● **Challenge**
Repeat each line exactly as it is written.

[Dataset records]
## Begin

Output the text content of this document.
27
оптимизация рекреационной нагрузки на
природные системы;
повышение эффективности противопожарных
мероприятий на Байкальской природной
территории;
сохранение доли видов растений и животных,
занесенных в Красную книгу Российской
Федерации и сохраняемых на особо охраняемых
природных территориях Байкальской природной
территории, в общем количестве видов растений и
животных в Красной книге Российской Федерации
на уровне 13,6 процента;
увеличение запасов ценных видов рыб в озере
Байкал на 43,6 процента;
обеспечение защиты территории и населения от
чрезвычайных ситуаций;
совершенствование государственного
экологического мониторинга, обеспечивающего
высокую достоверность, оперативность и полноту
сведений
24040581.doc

## End

● **Finished task**
Output the text content of this document.
27
оптимизация рекреационной нагрузки на
природные системы;
повышение эффективности противопожарных
мероприятий на Байкальской природной
территории;
сохранение доли видов растений и животных,
занесенных в Красную книгу Российской
Федерации и сохраняемых на особо охраняемых
природных территориях Байкальской природной
территории, в общем количестве видов растений и
животных в Красной книге Российской Федерации
на уровне 13,6 процента;
увеличение запасов ценных видов рыб в озере
Байкал на 43,6 процента;
обеспечение защиты территории и населения от
чрезвычайных ситуаций;
совершенствование государственного
экологического мониторинга, обеспечивающего
высокую достоверность, оперативность и полноту
сведений
24040581.doc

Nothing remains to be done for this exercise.